Aim ->
Only the pictures are omitted; repeat all other data exactly.

[Stored data]

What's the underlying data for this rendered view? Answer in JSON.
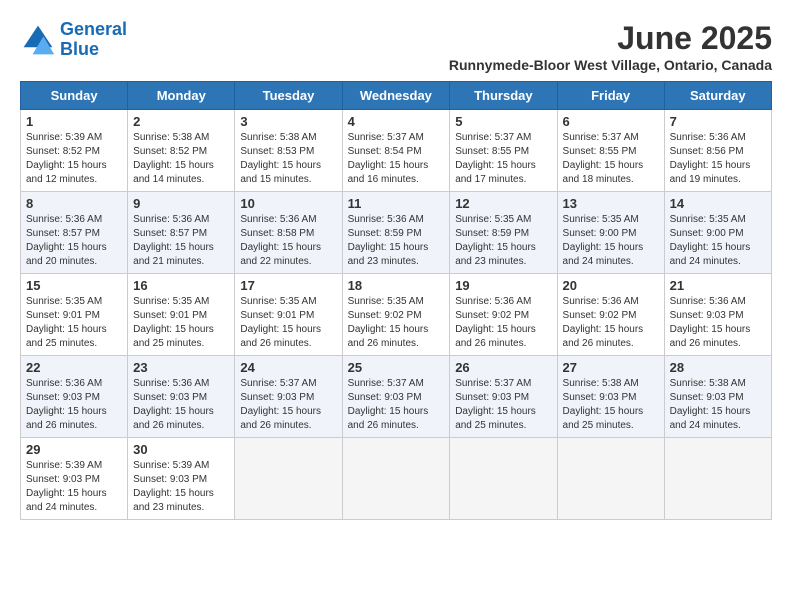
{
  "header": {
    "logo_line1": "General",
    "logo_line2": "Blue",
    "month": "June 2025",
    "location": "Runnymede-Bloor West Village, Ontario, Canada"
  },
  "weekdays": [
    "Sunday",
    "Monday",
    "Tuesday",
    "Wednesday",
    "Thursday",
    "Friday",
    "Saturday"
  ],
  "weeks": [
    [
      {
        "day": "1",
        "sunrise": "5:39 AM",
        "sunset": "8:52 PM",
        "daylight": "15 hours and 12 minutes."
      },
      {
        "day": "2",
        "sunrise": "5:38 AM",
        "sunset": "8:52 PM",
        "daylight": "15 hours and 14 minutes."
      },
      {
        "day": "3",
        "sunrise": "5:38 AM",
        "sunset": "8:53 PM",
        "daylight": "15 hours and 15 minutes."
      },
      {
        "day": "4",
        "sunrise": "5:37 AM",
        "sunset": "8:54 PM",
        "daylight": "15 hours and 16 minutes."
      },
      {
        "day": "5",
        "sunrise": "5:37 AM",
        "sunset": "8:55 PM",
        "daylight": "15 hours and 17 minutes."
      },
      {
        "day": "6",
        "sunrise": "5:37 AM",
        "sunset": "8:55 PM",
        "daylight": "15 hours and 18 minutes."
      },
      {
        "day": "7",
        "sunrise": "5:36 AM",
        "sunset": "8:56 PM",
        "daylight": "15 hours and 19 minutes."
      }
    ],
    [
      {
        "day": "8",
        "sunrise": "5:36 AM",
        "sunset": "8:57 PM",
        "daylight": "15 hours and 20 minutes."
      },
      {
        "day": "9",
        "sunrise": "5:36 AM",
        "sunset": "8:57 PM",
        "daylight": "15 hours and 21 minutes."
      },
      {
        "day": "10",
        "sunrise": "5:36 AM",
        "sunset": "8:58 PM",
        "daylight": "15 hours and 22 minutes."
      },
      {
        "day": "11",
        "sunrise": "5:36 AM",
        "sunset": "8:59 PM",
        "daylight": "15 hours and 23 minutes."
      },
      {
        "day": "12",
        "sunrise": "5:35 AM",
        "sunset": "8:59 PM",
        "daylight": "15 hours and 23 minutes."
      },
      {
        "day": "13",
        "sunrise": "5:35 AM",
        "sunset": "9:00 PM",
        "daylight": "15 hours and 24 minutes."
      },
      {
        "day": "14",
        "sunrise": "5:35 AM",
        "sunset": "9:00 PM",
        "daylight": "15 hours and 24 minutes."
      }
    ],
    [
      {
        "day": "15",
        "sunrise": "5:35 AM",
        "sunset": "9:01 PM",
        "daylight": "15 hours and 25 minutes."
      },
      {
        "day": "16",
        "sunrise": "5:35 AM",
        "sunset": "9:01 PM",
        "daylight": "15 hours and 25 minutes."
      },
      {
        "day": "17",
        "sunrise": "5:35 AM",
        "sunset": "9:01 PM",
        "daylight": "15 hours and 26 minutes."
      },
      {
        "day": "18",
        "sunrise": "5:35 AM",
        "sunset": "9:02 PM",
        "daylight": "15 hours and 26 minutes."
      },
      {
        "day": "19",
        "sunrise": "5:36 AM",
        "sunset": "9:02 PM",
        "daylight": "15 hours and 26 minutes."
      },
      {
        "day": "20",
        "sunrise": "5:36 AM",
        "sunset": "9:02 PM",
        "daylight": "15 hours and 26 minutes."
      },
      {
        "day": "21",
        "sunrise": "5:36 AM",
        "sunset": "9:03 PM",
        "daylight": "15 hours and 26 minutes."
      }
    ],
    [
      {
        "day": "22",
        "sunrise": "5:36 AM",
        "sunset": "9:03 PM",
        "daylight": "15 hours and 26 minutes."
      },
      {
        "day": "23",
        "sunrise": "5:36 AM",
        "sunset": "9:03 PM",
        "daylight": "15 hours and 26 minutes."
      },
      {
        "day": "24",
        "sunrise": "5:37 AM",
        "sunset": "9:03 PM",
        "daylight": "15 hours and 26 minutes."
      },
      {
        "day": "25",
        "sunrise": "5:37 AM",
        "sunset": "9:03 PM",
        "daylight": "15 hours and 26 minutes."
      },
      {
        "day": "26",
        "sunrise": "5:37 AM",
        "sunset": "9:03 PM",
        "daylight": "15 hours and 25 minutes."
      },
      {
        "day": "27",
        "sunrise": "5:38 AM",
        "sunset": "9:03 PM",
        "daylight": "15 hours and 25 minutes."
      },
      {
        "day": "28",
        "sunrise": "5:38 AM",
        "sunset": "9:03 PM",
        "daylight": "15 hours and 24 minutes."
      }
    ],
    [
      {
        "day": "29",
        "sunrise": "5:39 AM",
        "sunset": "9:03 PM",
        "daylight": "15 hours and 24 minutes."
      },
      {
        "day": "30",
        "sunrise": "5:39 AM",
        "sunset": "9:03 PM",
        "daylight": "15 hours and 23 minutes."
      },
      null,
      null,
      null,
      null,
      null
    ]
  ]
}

Solution ->
What's the underlying data for this rendered view? Answer in JSON.
{
  "header": {
    "logo_line1": "General",
    "logo_line2": "Blue",
    "month": "June 2025",
    "location": "Runnymede-Bloor West Village, Ontario, Canada"
  },
  "weekdays": [
    "Sunday",
    "Monday",
    "Tuesday",
    "Wednesday",
    "Thursday",
    "Friday",
    "Saturday"
  ],
  "weeks": [
    [
      {
        "day": "1",
        "sunrise": "5:39 AM",
        "sunset": "8:52 PM",
        "daylight": "15 hours and 12 minutes."
      },
      {
        "day": "2",
        "sunrise": "5:38 AM",
        "sunset": "8:52 PM",
        "daylight": "15 hours and 14 minutes."
      },
      {
        "day": "3",
        "sunrise": "5:38 AM",
        "sunset": "8:53 PM",
        "daylight": "15 hours and 15 minutes."
      },
      {
        "day": "4",
        "sunrise": "5:37 AM",
        "sunset": "8:54 PM",
        "daylight": "15 hours and 16 minutes."
      },
      {
        "day": "5",
        "sunrise": "5:37 AM",
        "sunset": "8:55 PM",
        "daylight": "15 hours and 17 minutes."
      },
      {
        "day": "6",
        "sunrise": "5:37 AM",
        "sunset": "8:55 PM",
        "daylight": "15 hours and 18 minutes."
      },
      {
        "day": "7",
        "sunrise": "5:36 AM",
        "sunset": "8:56 PM",
        "daylight": "15 hours and 19 minutes."
      }
    ],
    [
      {
        "day": "8",
        "sunrise": "5:36 AM",
        "sunset": "8:57 PM",
        "daylight": "15 hours and 20 minutes."
      },
      {
        "day": "9",
        "sunrise": "5:36 AM",
        "sunset": "8:57 PM",
        "daylight": "15 hours and 21 minutes."
      },
      {
        "day": "10",
        "sunrise": "5:36 AM",
        "sunset": "8:58 PM",
        "daylight": "15 hours and 22 minutes."
      },
      {
        "day": "11",
        "sunrise": "5:36 AM",
        "sunset": "8:59 PM",
        "daylight": "15 hours and 23 minutes."
      },
      {
        "day": "12",
        "sunrise": "5:35 AM",
        "sunset": "8:59 PM",
        "daylight": "15 hours and 23 minutes."
      },
      {
        "day": "13",
        "sunrise": "5:35 AM",
        "sunset": "9:00 PM",
        "daylight": "15 hours and 24 minutes."
      },
      {
        "day": "14",
        "sunrise": "5:35 AM",
        "sunset": "9:00 PM",
        "daylight": "15 hours and 24 minutes."
      }
    ],
    [
      {
        "day": "15",
        "sunrise": "5:35 AM",
        "sunset": "9:01 PM",
        "daylight": "15 hours and 25 minutes."
      },
      {
        "day": "16",
        "sunrise": "5:35 AM",
        "sunset": "9:01 PM",
        "daylight": "15 hours and 25 minutes."
      },
      {
        "day": "17",
        "sunrise": "5:35 AM",
        "sunset": "9:01 PM",
        "daylight": "15 hours and 26 minutes."
      },
      {
        "day": "18",
        "sunrise": "5:35 AM",
        "sunset": "9:02 PM",
        "daylight": "15 hours and 26 minutes."
      },
      {
        "day": "19",
        "sunrise": "5:36 AM",
        "sunset": "9:02 PM",
        "daylight": "15 hours and 26 minutes."
      },
      {
        "day": "20",
        "sunrise": "5:36 AM",
        "sunset": "9:02 PM",
        "daylight": "15 hours and 26 minutes."
      },
      {
        "day": "21",
        "sunrise": "5:36 AM",
        "sunset": "9:03 PM",
        "daylight": "15 hours and 26 minutes."
      }
    ],
    [
      {
        "day": "22",
        "sunrise": "5:36 AM",
        "sunset": "9:03 PM",
        "daylight": "15 hours and 26 minutes."
      },
      {
        "day": "23",
        "sunrise": "5:36 AM",
        "sunset": "9:03 PM",
        "daylight": "15 hours and 26 minutes."
      },
      {
        "day": "24",
        "sunrise": "5:37 AM",
        "sunset": "9:03 PM",
        "daylight": "15 hours and 26 minutes."
      },
      {
        "day": "25",
        "sunrise": "5:37 AM",
        "sunset": "9:03 PM",
        "daylight": "15 hours and 26 minutes."
      },
      {
        "day": "26",
        "sunrise": "5:37 AM",
        "sunset": "9:03 PM",
        "daylight": "15 hours and 25 minutes."
      },
      {
        "day": "27",
        "sunrise": "5:38 AM",
        "sunset": "9:03 PM",
        "daylight": "15 hours and 25 minutes."
      },
      {
        "day": "28",
        "sunrise": "5:38 AM",
        "sunset": "9:03 PM",
        "daylight": "15 hours and 24 minutes."
      }
    ],
    [
      {
        "day": "29",
        "sunrise": "5:39 AM",
        "sunset": "9:03 PM",
        "daylight": "15 hours and 24 minutes."
      },
      {
        "day": "30",
        "sunrise": "5:39 AM",
        "sunset": "9:03 PM",
        "daylight": "15 hours and 23 minutes."
      },
      null,
      null,
      null,
      null,
      null
    ]
  ]
}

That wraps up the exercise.